→ **REQUEST**: Every entry below should be printed exactly, without its images.

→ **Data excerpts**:

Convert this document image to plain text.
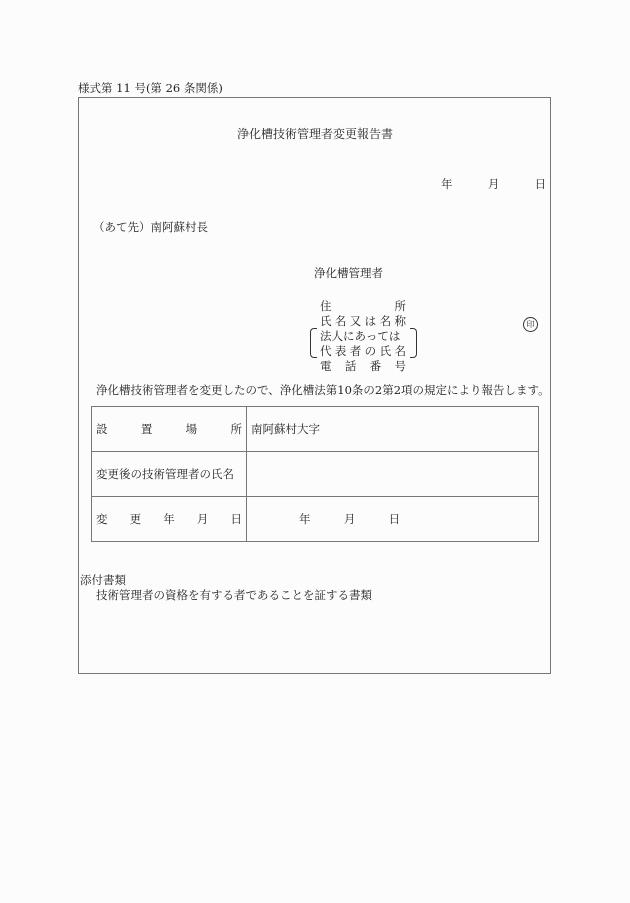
様式第 11 号(第 26 条関係)
浄化槽技術管理者変更報告書
年	月	日
（あて先）南阿蘇村長
浄化槽管理者
住	所
氏 名 又 は 名 称
法人にあっては
代 表 者 の 氏 名
電 話 番 号
印
浄化槽技術管理者を変更したので、浄化槽法第10条の2第2項の規定により報告します。
設 置 場 所	南阿蘇村大字
変更後の技術管理者の氏名	

変 更 年 月 日	年 月 日
添付書類
技術管理者の資格を有する者であることを証する書類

→ **COMPLETED EXERCISE**:
Convert this document image to plain text.
様式第 11 号(第 26 条関係)
浄化槽技術管理者変更報告書
年	月	日
（あて先）南阿蘇村長
浄化槽管理者
住	所
氏 名 又 は 名 称
法人にあっては
代 表 者 の 氏 名
電 話 番 号
印
浄化槽技術管理者を変更したので、浄化槽法第10条の2第2項の規定により報告します。
設 置 場 所	南阿蘇村大字
変更後の技術管理者の氏名	

変 更 年 月 日	年 月 日
添付書類
技術管理者の資格を有する者であることを証する書類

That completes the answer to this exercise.